→ Set task
Can you retype only the lines from the one with "Give me the" through the final line of the material, exactly as given?

═══

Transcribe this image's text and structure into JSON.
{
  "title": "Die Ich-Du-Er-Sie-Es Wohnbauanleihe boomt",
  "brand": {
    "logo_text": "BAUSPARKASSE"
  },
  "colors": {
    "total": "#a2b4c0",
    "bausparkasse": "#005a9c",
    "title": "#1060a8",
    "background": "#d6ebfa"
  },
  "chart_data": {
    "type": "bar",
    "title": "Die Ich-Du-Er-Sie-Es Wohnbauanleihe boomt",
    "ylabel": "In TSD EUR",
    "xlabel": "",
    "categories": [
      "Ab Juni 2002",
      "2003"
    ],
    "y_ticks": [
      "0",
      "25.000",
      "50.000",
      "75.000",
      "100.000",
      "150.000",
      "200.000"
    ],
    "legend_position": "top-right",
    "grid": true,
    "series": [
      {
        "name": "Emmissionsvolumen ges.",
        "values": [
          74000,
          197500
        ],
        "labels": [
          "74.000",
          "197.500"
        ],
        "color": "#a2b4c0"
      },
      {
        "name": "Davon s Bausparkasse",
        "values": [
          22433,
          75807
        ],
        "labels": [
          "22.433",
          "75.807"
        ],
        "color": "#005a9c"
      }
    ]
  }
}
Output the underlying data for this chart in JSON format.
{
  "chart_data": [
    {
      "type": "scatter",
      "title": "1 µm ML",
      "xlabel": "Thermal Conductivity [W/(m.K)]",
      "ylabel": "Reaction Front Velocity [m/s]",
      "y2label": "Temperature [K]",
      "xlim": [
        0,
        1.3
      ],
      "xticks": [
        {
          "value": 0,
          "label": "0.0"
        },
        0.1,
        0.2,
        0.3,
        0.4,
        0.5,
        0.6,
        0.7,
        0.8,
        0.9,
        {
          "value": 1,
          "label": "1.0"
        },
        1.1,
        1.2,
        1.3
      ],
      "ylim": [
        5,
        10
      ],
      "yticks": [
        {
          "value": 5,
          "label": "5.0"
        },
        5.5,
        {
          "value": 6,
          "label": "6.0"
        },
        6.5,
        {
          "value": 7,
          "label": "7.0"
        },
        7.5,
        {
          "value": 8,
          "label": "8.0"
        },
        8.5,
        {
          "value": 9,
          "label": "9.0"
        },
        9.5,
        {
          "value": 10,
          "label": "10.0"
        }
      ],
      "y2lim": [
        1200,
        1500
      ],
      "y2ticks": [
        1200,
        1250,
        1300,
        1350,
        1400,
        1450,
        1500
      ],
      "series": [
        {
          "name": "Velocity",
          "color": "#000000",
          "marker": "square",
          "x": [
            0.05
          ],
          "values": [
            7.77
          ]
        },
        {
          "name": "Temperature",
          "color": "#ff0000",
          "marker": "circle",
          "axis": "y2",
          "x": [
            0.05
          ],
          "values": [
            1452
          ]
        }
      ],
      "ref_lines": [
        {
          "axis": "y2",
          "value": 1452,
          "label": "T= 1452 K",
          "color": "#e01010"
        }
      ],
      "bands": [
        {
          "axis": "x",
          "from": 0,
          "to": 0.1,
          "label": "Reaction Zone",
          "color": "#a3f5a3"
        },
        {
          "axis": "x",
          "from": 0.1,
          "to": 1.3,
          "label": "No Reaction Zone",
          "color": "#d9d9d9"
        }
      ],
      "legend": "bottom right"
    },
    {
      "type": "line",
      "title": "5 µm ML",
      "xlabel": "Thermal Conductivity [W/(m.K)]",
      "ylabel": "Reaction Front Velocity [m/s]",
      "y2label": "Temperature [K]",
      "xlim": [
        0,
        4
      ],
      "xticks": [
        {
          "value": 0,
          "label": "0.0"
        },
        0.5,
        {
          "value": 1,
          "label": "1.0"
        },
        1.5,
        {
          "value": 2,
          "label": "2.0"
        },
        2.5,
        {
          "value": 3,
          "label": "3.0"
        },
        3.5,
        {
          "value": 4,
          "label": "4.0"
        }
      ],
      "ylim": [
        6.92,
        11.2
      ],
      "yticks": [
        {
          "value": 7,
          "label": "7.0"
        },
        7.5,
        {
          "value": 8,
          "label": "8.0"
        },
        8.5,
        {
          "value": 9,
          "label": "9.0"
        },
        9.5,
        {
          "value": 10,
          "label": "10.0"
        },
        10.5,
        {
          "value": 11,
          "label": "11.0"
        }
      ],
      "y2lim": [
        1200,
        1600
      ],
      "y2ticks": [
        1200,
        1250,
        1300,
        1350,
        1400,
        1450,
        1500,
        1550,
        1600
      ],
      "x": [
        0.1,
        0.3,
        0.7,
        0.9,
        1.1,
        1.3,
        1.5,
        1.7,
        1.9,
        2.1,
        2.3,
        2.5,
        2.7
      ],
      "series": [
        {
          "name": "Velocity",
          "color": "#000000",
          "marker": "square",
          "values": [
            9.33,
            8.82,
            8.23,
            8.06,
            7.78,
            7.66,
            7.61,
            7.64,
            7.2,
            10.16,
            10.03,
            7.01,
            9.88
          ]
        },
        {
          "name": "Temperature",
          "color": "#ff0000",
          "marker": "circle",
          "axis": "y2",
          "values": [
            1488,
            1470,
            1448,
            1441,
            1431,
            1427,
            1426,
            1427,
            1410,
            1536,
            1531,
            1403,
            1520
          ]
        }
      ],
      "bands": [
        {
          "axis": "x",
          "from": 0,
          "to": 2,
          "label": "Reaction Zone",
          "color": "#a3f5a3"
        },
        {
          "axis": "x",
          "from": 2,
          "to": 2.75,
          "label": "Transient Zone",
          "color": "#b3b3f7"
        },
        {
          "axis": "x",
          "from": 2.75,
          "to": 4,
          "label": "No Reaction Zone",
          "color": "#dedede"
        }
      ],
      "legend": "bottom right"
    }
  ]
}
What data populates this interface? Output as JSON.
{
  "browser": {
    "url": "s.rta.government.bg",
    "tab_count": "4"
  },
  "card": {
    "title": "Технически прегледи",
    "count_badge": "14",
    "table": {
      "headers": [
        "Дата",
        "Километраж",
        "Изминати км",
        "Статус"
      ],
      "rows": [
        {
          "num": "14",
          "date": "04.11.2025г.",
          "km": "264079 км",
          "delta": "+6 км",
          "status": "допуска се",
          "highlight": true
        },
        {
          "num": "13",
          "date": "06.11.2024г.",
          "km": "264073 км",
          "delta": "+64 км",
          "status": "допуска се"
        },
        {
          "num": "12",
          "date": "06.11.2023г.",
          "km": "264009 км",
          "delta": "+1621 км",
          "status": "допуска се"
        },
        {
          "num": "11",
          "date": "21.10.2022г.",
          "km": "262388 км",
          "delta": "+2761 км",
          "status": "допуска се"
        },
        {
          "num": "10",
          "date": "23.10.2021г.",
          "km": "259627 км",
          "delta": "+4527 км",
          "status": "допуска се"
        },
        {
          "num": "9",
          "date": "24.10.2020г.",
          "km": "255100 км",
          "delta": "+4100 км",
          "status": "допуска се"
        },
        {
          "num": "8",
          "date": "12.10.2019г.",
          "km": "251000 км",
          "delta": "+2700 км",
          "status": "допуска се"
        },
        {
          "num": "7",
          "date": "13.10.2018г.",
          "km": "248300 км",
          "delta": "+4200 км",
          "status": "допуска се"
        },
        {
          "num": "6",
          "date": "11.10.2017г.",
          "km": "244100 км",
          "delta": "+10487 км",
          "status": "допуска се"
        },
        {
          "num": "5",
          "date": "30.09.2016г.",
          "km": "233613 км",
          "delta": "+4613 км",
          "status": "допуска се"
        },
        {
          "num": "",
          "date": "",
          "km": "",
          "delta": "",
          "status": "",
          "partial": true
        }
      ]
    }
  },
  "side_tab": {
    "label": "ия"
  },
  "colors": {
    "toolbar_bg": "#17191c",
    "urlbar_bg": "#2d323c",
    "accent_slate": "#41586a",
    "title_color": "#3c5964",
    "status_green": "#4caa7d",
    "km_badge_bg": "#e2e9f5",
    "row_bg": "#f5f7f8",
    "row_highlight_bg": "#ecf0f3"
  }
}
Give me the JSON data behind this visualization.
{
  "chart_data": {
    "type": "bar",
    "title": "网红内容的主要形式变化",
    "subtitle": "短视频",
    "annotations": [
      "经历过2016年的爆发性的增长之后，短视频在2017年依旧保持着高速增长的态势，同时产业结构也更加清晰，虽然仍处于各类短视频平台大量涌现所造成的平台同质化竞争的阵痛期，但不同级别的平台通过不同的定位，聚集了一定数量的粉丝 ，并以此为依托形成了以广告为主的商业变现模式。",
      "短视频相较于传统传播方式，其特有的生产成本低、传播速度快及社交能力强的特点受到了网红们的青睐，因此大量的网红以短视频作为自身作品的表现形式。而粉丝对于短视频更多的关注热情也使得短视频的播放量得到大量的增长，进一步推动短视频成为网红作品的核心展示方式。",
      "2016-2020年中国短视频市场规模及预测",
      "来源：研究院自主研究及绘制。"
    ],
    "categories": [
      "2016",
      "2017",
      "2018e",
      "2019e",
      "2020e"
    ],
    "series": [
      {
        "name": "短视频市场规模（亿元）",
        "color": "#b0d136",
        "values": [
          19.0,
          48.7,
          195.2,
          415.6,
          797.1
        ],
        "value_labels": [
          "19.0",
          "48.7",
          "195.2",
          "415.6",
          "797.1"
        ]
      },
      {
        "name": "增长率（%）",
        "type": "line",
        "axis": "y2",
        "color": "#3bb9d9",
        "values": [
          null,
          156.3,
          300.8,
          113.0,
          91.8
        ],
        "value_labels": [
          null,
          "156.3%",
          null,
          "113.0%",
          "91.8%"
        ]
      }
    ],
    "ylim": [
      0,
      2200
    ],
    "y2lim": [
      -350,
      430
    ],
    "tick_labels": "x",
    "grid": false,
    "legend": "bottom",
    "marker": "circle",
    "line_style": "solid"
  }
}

═══

→ Task solution
Give me the JSON data behind this visualization.
{
  "chart_data": {
    "type": "bar",
    "title": "网红内容的主要形式变化",
    "subtitle": "短视频",
    "annotations": [
      "经历过2016年的爆发性的增长之后，短视频在2017年依旧保持着高速增长的态势，同时产业结构也更加清晰，虽然仍处于各类短视频平台大量涌现所造成的平台同质化竞争的阵痛期，但不同级别的平台通过不同的定位，聚集了一定数量的粉丝 ，并以此为依托形成了以广告为主的商业变现模式。",
      "短视频相较于传统传播方式，其特有的生产成本低、传播速度快及社交能力强的特点受到了网红们的青睐，因此大量的网红以短视频作为自身作品的表现形式。而粉丝对于短视频更多的关注热情也使得短视频的播放量得到大量的增长，进一步推动短视频成为网红作品的核心展示方式。",
      "2016-2020年中国短视频市场规模及预测",
      "来源：研究院自主研究及绘制。"
    ],
    "categories": [
      "2016",
      "2017",
      "2018e",
      "2019e",
      "2020e"
    ],
    "series": [
      {
        "name": "短视频市场规模（亿元）",
        "color": "#b0d136",
        "values": [
          19.0,
          48.7,
          195.2,
          415.6,
          797.1
        ],
        "value_labels": [
          "19.0",
          "48.7",
          "195.2",
          "415.6",
          "797.1"
        ]
      },
      {
        "name": "增长率（%）",
        "type": "line",
        "axis": "y2",
        "color": "#3bb9d9",
        "values": [
          null,
          156.3,
          300.8,
          113.0,
          91.8
        ],
        "value_labels": [
          null,
          "156.3%",
          null,
          "113.0%",
          "91.8%"
        ]
      }
    ],
    "ylim": [
      0,
      2200
    ],
    "y2lim": [
      -350,
      430
    ],
    "tick_labels": "x",
    "grid": false,
    "legend": "bottom",
    "marker": "circle",
    "line_style": "solid"
  }
}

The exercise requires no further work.